(Data tied to figure images)
---+---

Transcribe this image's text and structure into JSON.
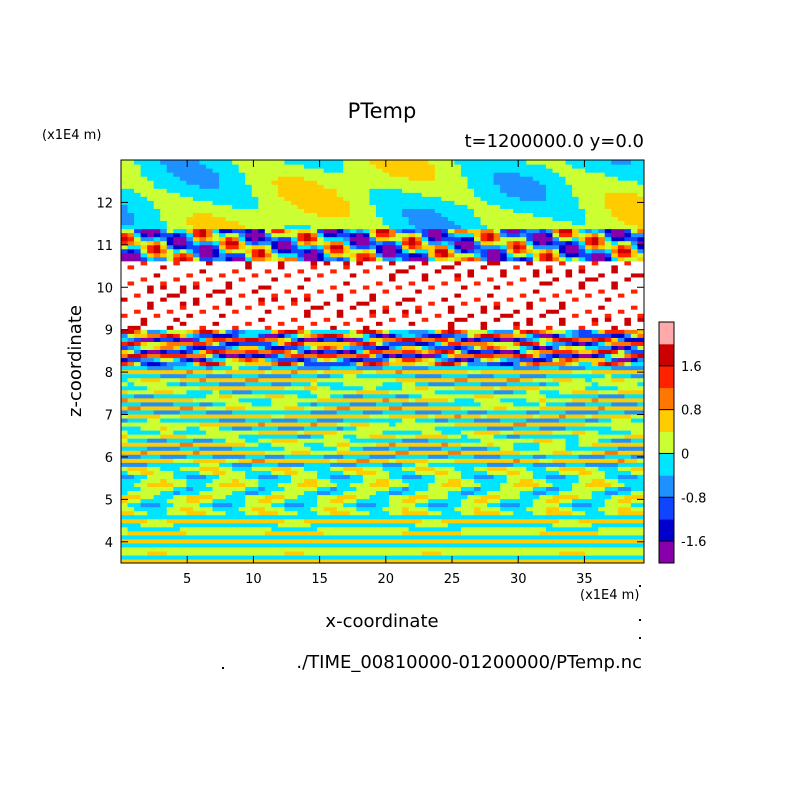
{
  "chart_data": {
    "type": "heatmap",
    "title": "PTemp",
    "subtitle": "t=1200000.0 y=0.0",
    "xlabel": "x-coordinate",
    "ylabel": "z-coordinate",
    "x_unit": "(x1E4 m)",
    "z_unit": "(x1E4 m)",
    "source_file": "./TIME_00810000-01200000/PTemp.nc",
    "xlim": [
      0,
      39.5
    ],
    "ylim": [
      3.5,
      13.0
    ],
    "x_ticks": [
      5,
      10,
      15,
      20,
      25,
      30,
      35
    ],
    "y_ticks": [
      4,
      5,
      6,
      7,
      8,
      9,
      10,
      11,
      12
    ],
    "colorbar": {
      "levels": [
        -2.0,
        -1.6,
        -1.2,
        -0.8,
        -0.4,
        0,
        0.4,
        0.8,
        1.2,
        1.6,
        2.0
      ],
      "tick_labels": [
        "1.6",
        "0.8",
        "0",
        "-0.8",
        "-1.6"
      ],
      "tick_values": [
        1.6,
        0.8,
        0,
        -0.8,
        -1.6
      ],
      "colors": [
        "#8800aa",
        "#0000cc",
        "#1144ff",
        "#1e90ff",
        "#00e5ff",
        "#ccff33",
        "#ffcc00",
        "#ff7700",
        "#ff2200",
        "#cc0000",
        "#ffaaaa"
      ]
    },
    "field_bands": [
      {
        "z": [
          11.4,
          13.0
        ],
        "pattern": "mixed lime and cyan patches"
      },
      {
        "z": [
          10.6,
          11.4
        ],
        "pattern": "strong blue and red wave crests"
      },
      {
        "z": [
          9.0,
          10.6
        ],
        "pattern": "saturated values (white) with fine multicolour filaments"
      },
      {
        "z": [
          8.2,
          9.0
        ],
        "pattern": "dark blue and red stripes"
      },
      {
        "z": [
          5.8,
          8.2
        ],
        "pattern": "alternating lime, cyan and orange horizontal layers"
      },
      {
        "z": [
          4.6,
          5.8
        ],
        "pattern": "lime and cyan convective cells"
      },
      {
        "z": [
          3.5,
          4.6
        ],
        "pattern": "alternating lime and cyan layers"
      }
    ]
  }
}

---+---

Work to complete | Within the entries above, how many lines contain "PTemp"? Respond with the number only.

Solution to this task | 2